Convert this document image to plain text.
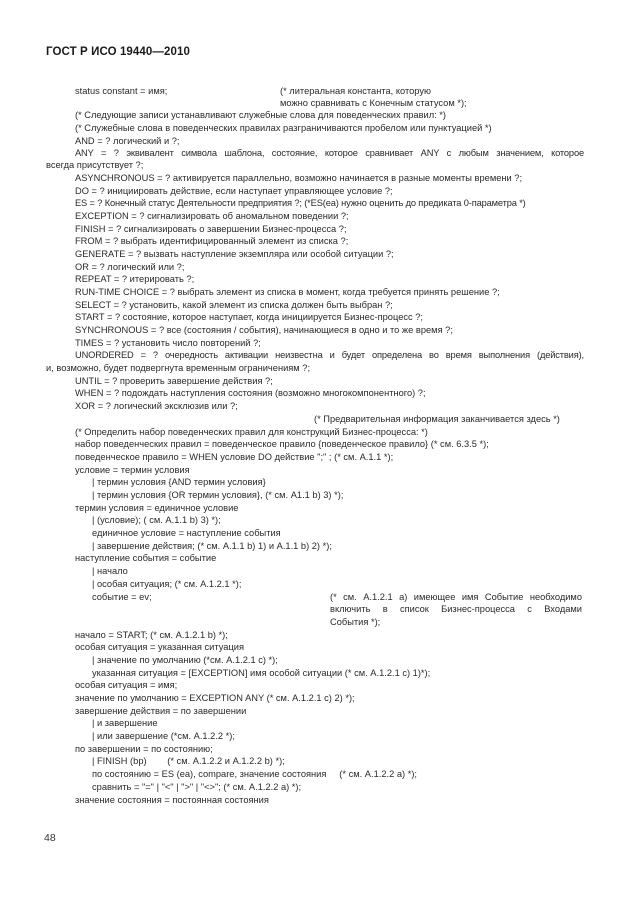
ГОСТ Р ИСО 19440—2010
status constant = имя;	(* литеральная константа, которую
можно сравнивать с Конечным статусом *);
(* Следующие записи устанавливают служебные слова для поведенческих правил: *)
(* Служебные слова в поведенческих правилах разграничиваются пробелом или пунктуацией *)
AND = ? логический и ?;
ANY = ? эквивалент символа шаблона, состояние, которое сравнивает ANY с любым значением, которое
всегда присутствует ?;
ASYNCHRONOUS = ? активируется параллельно, возможно начинается в разные моменты времени ?;
DO = ? инициировать действие, если наступает управляющее условие ?;
ES = ? Конечный статус Деятельности предприятия ?; (*ES(ea) нужно оценить до предиката 0-параметра *)
EXCEPTION = ? сигнализировать об аномальном поведении ?;
FINISH = ? сигнализировать о завершении Бизнес-процесса ?;
FROM = ? выбрать идентифицированный элемент из списка ?;
GENERATE = ? вызвать наступление экземпляра или особой ситуации ?;
OR = ? логический или ?;
REPEAT = ? итерировать ?;
RUN-TIME CHOICE = ? выбрать элемент из списка в момент, когда требуется принять решение ?;
SELECT = ? установить, какой элемент из списка должен быть выбран ?;
START = ? состояние, которое наступает, когда инициируется Бизнес-процесс ?;
SYNCHRONOUS = ? все (состояния / события), начинающиеся в одно и то же время ?;
TIMES = ? установить число повторений ?;
UNORDERED = ? очередность активации неизвестна и будет определена во время выполнения (действия),
и, возможно, будет подвергнута временным ограничениям ?;
UNTIL = ? проверить завершение действия ?;
WHEN = ? подождать наступления состояния (возможно многокомпонентного) ?;
XOR = ? логический эксклюзив или ?;
(* Предварительная информация заканчивается здесь *)
(* Определить набор поведенческих правил для конструкций Бизнес-процесса: *)
набор поведенческих правил = поведенческое правило {поведенческое правило} (* см. 6.3.5 *);
поведенческое правило = WHEN условие DO действие ";" ; (* см. А.1.1 *);
условие = термин условия
| термин условия {AND термин условия}
| термин условия {OR термин условия}, (* см. А1.1 b) 3) *);
термин условия = единичное условие
| (условие); ( см. А.1.1 b) 3) *);
единичное условие = наступление события
| завершение действия; (* см. А.1.1 b) 1) и А.1.1 b) 2) *);
наступление события = событие
| начало
| особая ситуация; (* см. А.1.2.1 *);
событие = ev;	(* см. А.1.2.1 а) имеющее имя Событие необходимо
включить в список Бизнес-процесса с Входами
События *);
начало = START; (* см. А.1.2.1 b) *);
особая ситуация = указанная ситуация
| значение по умолчанию (*см. А.1.2.1 с) *);
указанная ситуация = [EXCEPTION] имя особой ситуации (* см. А.1.2.1 с) 1)*);
особая ситуация = имя;
значение по умолчанию = EXCEPTION ANY (* см. А.1.2.1 с) 2) *);
завершение действия = по завершении
| и завершение
| или завершение (*см. А.1.2.2 *);
по завершении = по состоянию;
| FINISH (bp)        (* см. А.1.2.2 и А.1.2.2 b) *);
по состоянию = ES (ea), compare, значение состояния     (* см. А.1.2.2 а) *);
сравнить = "=" | "<" | ">" | "<>"; (* см. А.1.2.2 а) *);
значение состояния = постоянная состояния
48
══════
→ What you are asked to do
Return each line of the listing that holds the string "умолчанию".

→ Expected answer
| значение по умолчанию (*см. А.1.2.1 с) *);
значение по умолчанию = EXCEPTION ANY (* см. А.1.2.1 с) 2) *);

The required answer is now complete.